__WHAT TO PRODUCE__: Pull out each line of the data that includes the word "this".

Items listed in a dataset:
* start *
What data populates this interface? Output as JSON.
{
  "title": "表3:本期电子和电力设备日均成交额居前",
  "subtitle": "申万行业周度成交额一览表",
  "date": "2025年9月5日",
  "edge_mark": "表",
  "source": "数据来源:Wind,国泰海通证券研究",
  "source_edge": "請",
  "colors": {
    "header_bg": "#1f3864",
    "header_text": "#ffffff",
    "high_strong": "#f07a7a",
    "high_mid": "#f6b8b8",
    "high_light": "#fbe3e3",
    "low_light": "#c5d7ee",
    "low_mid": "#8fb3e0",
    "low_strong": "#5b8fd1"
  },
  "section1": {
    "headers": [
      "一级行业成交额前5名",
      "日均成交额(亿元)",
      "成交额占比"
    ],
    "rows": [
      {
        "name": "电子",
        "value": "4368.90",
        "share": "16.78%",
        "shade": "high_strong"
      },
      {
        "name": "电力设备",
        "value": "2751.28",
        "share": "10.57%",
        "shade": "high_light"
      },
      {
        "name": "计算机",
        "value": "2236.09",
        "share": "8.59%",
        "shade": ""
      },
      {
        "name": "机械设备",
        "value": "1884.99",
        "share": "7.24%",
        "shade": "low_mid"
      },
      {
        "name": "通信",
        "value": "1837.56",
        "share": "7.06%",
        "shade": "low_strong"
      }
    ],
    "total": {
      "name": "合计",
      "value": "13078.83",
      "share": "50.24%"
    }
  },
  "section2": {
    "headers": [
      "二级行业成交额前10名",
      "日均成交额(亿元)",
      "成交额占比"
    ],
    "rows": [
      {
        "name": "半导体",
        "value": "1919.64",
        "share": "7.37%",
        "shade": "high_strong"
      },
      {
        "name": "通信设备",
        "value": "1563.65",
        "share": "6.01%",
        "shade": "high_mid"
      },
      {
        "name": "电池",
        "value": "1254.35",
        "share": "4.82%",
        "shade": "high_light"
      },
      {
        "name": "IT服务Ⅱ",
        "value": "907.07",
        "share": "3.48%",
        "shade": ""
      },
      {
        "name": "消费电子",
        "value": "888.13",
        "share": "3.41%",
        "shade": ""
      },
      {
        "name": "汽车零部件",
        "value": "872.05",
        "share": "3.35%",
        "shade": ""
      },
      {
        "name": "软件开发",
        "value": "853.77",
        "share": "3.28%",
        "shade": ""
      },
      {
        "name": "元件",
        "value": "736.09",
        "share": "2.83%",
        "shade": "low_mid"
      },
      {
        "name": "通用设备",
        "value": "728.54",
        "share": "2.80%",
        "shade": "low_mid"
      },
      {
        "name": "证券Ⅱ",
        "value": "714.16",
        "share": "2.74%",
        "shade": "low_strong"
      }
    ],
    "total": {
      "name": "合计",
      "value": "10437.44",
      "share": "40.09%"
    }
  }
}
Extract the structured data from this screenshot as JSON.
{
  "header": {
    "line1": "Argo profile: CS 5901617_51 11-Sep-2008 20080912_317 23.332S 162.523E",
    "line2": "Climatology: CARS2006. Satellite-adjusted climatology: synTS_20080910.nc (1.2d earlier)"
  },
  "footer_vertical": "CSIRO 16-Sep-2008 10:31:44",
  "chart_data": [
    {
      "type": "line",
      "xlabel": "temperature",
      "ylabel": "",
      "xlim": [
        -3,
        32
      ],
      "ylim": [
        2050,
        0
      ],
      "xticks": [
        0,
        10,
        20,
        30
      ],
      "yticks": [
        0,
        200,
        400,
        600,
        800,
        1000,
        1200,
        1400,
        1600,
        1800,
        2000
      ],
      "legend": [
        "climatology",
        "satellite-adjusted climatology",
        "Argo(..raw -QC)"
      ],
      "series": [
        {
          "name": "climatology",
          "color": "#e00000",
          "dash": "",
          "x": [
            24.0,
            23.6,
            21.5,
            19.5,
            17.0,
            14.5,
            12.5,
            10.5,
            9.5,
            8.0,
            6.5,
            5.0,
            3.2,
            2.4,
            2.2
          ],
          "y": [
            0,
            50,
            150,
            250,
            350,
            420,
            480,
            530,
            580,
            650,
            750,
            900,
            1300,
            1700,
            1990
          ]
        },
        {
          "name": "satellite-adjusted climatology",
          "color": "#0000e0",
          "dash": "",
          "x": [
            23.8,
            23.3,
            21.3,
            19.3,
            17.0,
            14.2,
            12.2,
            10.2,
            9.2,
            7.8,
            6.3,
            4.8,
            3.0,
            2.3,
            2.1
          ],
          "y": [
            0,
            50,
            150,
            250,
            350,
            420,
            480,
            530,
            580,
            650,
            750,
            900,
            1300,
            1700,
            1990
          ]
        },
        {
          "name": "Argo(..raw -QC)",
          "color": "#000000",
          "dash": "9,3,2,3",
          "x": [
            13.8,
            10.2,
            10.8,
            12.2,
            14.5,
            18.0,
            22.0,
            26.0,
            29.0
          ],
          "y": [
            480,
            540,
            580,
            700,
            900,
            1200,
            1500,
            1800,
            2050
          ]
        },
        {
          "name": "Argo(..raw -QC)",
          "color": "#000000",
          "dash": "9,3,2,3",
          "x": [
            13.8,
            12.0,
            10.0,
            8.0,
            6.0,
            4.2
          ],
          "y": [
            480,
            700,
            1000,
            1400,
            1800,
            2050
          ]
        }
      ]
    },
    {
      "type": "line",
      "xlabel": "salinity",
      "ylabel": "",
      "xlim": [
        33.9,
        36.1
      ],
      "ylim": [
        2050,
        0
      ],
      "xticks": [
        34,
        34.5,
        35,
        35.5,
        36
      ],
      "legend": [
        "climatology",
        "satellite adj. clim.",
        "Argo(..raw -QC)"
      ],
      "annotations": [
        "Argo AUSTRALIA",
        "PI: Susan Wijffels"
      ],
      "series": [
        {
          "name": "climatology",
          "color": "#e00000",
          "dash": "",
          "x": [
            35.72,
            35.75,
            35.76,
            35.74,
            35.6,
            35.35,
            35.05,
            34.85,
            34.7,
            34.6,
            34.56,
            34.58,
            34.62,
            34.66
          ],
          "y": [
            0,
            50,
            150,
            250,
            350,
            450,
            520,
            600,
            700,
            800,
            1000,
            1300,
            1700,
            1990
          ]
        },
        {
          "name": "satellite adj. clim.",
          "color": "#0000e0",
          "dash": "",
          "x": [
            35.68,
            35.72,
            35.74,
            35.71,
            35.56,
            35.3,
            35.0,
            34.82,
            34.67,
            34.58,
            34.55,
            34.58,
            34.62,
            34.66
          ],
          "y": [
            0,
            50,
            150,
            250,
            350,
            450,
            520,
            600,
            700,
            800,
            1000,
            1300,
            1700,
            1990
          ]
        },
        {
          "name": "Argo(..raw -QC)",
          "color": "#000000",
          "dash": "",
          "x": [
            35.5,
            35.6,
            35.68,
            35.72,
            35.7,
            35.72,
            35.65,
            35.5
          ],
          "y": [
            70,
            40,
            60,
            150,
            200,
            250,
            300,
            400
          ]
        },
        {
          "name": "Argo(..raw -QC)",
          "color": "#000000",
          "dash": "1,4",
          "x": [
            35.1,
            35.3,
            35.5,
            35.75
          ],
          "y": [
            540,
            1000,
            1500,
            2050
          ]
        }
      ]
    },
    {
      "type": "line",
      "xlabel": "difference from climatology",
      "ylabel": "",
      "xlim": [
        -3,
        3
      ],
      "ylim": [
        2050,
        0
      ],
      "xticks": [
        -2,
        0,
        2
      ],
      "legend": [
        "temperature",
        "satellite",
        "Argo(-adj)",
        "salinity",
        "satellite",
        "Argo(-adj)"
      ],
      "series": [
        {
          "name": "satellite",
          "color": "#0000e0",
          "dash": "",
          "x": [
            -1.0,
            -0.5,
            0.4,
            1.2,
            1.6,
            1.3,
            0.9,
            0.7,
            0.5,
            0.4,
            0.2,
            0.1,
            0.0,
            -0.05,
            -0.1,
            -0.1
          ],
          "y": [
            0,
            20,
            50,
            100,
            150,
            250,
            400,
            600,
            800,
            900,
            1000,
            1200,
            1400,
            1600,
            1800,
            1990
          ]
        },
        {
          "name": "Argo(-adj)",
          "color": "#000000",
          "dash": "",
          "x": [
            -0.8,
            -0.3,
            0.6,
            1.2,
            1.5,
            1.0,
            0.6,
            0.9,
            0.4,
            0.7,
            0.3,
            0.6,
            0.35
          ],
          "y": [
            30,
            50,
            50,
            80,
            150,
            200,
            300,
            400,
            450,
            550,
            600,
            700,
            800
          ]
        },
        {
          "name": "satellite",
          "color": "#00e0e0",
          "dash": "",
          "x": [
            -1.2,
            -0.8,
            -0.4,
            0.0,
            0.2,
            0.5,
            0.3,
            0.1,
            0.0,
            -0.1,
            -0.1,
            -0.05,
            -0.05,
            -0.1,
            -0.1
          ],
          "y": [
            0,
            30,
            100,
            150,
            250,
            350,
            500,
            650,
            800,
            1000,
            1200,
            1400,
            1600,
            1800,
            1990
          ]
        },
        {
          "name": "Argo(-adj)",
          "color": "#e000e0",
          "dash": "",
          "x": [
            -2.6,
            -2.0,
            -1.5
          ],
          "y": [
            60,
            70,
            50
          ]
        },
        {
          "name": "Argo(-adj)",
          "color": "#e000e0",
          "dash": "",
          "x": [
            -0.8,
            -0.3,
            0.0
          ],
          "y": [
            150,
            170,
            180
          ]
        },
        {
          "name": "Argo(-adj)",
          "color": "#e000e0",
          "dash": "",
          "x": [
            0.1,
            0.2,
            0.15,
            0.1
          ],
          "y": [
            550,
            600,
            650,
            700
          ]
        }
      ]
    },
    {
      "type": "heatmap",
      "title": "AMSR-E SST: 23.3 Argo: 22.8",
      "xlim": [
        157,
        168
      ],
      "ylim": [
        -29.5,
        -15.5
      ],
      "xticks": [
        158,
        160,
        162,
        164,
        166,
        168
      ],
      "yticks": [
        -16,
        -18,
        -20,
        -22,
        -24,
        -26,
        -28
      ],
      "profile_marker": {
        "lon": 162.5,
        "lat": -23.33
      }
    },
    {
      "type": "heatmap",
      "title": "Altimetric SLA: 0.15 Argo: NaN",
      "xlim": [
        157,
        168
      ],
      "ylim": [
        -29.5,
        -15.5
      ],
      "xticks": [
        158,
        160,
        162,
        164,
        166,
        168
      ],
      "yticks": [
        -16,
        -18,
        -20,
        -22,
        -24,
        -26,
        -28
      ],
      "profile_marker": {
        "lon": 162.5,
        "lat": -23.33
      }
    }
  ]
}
* end *
__FULL RESPONSE__:
What data populates this interface? Output as JSON.
Extract the structured data from this screenshot as JSON.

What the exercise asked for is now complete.